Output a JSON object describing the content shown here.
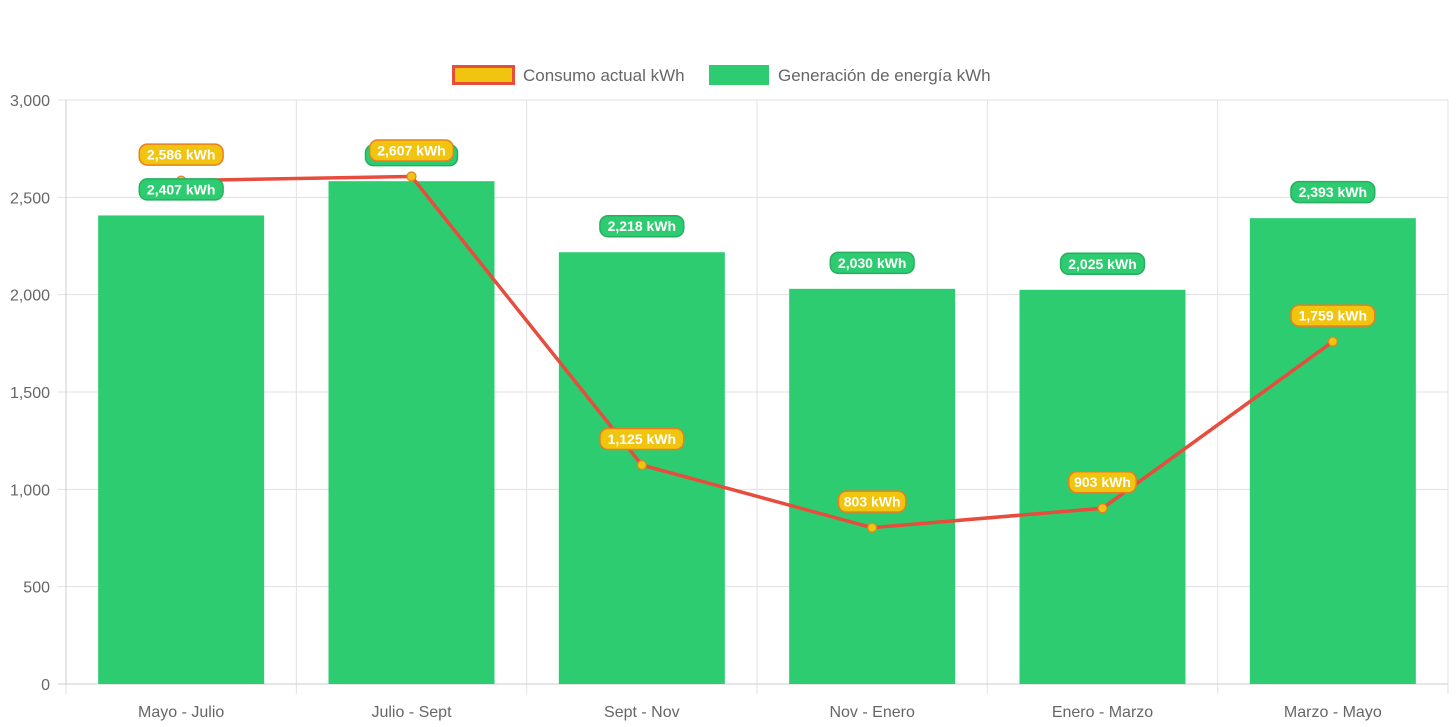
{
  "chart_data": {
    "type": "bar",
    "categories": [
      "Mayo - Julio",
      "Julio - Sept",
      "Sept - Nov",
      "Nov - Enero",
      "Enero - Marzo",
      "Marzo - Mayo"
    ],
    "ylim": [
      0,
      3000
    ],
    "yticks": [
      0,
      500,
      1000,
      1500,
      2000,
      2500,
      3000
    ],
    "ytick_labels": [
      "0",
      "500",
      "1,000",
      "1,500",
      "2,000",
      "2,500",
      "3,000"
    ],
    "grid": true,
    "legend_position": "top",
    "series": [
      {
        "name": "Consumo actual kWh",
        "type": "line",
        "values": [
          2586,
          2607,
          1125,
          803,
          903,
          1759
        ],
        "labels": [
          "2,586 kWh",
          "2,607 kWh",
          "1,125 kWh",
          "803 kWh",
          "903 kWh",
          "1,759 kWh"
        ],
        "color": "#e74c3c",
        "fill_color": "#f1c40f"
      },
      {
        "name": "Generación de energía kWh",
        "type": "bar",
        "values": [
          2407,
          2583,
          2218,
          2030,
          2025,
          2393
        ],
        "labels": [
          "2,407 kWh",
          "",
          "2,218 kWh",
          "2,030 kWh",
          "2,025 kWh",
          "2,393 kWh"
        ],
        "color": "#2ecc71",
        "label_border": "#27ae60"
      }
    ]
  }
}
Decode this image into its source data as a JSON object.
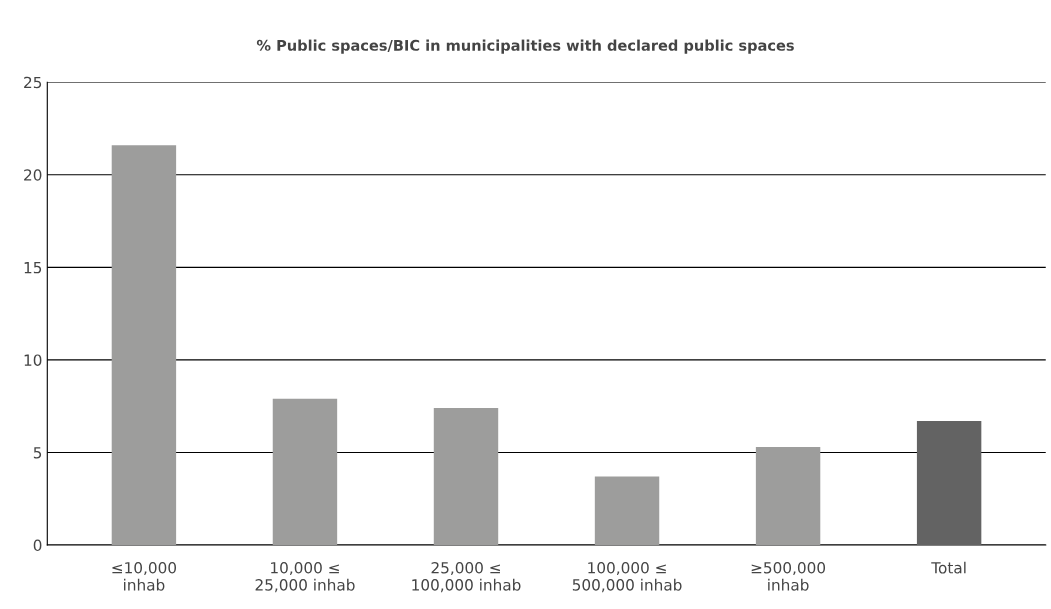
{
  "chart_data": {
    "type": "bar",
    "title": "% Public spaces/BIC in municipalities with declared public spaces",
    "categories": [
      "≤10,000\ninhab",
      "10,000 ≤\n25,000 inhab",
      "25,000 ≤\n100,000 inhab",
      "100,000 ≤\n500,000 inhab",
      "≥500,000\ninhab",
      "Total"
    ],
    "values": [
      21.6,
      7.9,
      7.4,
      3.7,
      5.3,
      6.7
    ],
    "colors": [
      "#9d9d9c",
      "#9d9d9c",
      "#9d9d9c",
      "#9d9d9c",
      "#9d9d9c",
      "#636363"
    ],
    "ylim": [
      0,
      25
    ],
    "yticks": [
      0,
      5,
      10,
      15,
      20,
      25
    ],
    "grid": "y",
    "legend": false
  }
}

--

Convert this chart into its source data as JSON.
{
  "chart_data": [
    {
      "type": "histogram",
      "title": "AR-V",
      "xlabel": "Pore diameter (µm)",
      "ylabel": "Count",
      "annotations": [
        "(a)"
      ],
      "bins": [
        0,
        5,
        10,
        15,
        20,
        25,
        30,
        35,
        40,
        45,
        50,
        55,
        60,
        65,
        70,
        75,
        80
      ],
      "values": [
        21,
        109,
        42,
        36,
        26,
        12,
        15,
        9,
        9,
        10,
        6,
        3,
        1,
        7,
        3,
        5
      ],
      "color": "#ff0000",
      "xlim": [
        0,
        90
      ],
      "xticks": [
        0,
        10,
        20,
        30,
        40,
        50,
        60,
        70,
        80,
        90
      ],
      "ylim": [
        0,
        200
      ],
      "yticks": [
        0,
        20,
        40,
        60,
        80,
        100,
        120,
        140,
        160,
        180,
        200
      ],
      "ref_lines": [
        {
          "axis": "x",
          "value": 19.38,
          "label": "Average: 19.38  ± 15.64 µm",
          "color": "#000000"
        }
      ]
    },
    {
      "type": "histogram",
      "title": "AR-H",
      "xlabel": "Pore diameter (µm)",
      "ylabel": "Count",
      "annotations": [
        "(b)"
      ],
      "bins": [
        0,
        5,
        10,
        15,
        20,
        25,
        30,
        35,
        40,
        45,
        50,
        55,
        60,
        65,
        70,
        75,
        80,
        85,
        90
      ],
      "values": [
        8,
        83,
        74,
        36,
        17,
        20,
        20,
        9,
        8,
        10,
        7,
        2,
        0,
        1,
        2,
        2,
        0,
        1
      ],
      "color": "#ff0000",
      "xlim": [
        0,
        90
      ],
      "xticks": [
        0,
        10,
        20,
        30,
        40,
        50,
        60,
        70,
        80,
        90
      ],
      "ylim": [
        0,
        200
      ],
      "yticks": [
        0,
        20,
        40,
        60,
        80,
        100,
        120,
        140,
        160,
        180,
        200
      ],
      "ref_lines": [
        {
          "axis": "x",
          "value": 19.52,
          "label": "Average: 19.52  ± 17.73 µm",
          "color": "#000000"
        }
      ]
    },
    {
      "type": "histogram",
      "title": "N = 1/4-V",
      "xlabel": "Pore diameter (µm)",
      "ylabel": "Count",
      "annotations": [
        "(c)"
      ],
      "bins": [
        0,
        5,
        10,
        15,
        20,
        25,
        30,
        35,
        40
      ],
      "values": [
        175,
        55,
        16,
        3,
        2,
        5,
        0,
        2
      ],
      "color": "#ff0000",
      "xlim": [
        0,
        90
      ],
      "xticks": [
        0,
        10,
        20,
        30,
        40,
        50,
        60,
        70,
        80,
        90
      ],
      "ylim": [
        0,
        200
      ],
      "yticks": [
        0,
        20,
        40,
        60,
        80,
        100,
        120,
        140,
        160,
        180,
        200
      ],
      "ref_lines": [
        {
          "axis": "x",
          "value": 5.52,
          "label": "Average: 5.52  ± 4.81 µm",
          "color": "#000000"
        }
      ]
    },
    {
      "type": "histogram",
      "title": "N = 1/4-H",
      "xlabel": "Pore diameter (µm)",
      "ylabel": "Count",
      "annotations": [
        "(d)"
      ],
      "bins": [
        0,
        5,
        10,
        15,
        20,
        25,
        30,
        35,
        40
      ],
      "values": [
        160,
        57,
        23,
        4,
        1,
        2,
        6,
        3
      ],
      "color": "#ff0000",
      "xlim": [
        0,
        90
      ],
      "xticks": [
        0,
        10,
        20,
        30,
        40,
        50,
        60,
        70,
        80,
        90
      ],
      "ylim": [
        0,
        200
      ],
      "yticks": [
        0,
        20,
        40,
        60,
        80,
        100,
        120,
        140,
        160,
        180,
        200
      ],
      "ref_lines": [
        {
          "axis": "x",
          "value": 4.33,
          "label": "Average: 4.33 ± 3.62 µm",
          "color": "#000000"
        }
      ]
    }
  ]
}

Description of the task ::
Where a line in the material above holds "into", copy that line.

Exercise output ::
Decode this image into its source data as a JSON object.
Convert this chart into its source data as JSON.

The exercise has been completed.